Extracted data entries

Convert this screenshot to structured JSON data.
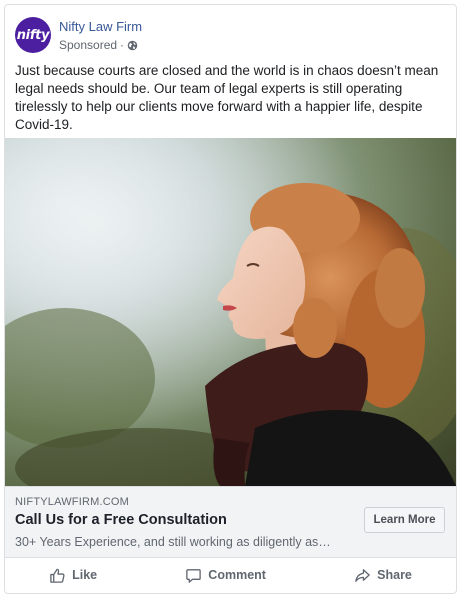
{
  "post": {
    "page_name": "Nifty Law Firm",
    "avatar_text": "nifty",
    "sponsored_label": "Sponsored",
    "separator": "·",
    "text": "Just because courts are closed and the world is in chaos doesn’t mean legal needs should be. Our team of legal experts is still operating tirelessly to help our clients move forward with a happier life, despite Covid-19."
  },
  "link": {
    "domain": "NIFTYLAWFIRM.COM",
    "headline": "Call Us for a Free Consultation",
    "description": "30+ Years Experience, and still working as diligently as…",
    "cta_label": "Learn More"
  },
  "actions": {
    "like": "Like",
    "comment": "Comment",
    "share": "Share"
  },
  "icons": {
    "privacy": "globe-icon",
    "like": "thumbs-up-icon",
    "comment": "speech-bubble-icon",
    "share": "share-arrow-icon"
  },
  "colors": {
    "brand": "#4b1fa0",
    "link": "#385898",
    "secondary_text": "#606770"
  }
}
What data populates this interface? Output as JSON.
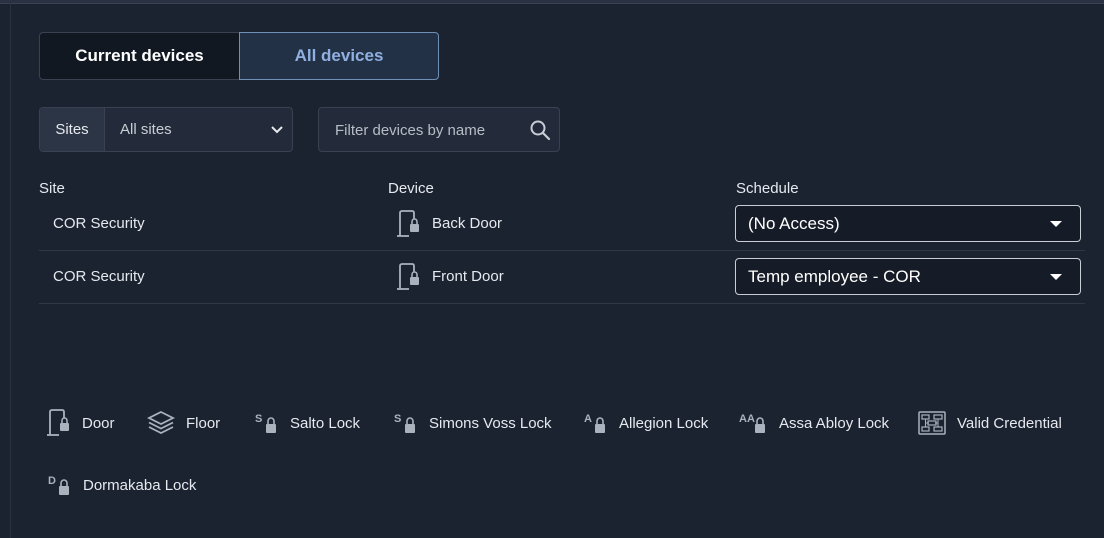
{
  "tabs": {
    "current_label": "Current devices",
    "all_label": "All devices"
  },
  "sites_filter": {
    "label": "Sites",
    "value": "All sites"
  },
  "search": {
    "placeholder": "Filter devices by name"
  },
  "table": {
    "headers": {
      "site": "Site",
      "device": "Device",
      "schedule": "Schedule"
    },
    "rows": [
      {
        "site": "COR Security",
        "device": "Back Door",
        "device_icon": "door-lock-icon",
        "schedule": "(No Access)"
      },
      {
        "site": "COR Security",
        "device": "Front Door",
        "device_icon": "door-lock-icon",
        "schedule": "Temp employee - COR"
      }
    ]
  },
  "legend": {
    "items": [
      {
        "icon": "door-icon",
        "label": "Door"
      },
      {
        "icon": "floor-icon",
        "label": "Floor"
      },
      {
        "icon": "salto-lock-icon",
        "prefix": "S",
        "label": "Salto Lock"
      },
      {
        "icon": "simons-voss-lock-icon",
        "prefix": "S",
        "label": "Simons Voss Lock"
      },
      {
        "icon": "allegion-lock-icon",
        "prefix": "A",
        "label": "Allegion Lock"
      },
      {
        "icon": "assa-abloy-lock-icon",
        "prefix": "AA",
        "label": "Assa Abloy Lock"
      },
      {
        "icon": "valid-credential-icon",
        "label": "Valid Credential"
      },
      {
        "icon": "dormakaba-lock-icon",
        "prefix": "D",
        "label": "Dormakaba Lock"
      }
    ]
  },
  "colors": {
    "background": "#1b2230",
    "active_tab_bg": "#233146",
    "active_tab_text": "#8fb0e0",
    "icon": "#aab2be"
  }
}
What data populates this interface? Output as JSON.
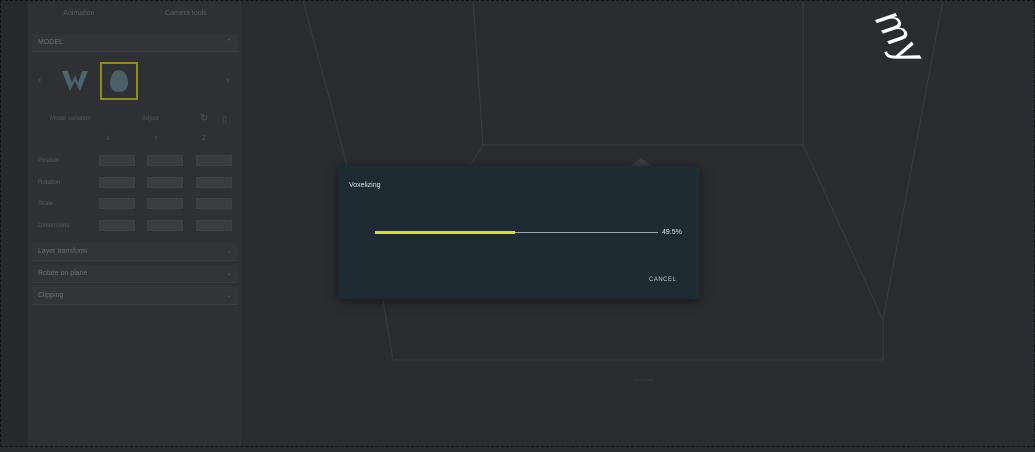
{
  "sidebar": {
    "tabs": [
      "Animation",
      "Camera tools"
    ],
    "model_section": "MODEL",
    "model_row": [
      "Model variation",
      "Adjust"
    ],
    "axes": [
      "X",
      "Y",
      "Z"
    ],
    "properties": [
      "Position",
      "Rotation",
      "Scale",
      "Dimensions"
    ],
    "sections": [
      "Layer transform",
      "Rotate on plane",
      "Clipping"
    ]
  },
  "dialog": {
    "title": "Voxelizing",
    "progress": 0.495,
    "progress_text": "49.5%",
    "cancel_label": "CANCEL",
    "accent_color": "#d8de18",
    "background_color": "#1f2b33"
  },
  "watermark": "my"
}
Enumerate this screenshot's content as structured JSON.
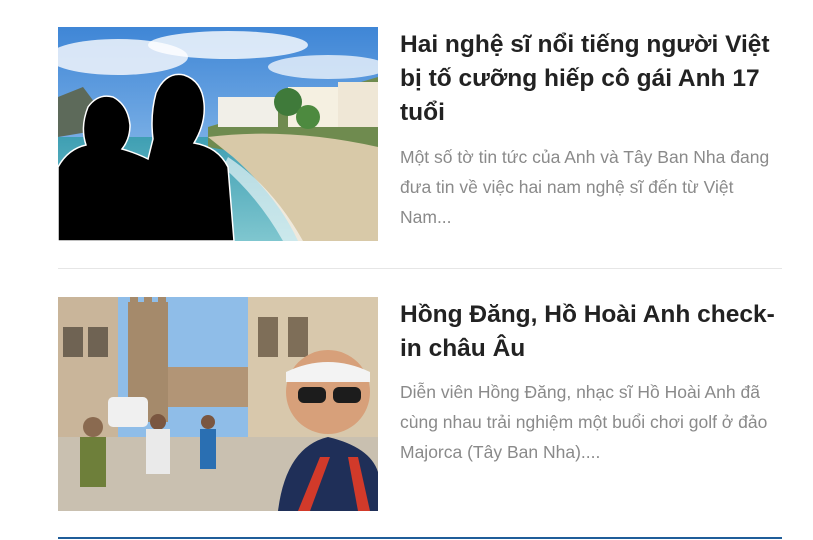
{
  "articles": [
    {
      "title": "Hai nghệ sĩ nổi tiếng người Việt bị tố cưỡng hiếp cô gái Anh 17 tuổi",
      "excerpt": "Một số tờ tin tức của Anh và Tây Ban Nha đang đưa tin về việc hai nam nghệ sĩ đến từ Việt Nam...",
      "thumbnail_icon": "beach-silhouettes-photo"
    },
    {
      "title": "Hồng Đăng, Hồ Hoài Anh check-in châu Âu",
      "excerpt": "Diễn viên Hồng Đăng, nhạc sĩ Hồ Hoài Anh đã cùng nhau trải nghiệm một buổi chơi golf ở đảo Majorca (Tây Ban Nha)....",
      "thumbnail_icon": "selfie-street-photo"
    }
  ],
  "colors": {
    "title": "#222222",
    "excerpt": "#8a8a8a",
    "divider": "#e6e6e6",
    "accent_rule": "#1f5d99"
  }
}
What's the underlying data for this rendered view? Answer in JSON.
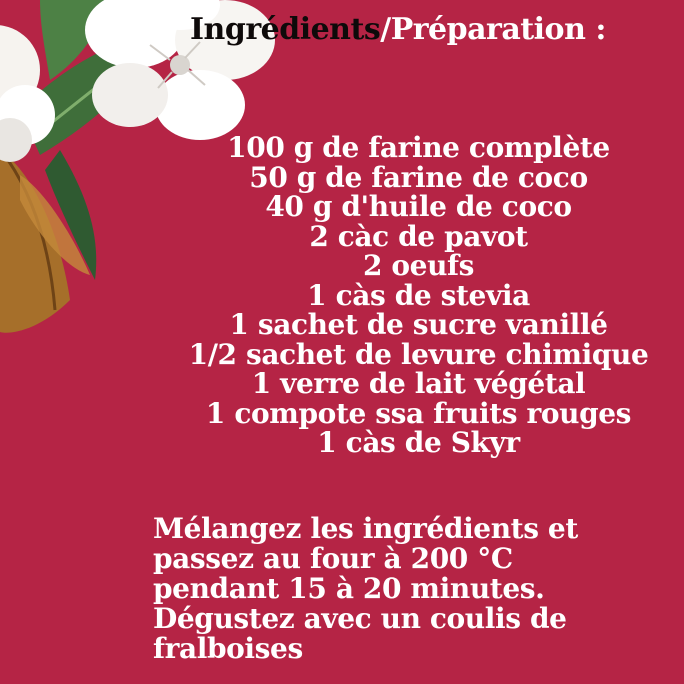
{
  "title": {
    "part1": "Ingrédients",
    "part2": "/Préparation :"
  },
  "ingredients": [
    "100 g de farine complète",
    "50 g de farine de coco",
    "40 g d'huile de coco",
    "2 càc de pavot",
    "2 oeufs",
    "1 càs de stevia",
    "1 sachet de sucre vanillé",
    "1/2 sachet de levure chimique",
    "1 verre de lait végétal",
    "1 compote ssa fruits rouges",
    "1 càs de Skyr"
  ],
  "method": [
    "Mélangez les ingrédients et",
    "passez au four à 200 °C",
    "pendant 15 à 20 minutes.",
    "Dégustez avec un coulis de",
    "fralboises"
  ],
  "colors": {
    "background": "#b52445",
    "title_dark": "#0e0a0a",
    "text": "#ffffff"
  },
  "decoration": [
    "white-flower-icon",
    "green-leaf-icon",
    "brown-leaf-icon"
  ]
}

Set exercise ▸
Which lines above hold the word "comment"? Copy each of them.

Task response ▸
    "comment": "Comment",
    "comment": "speech-bubble-icon",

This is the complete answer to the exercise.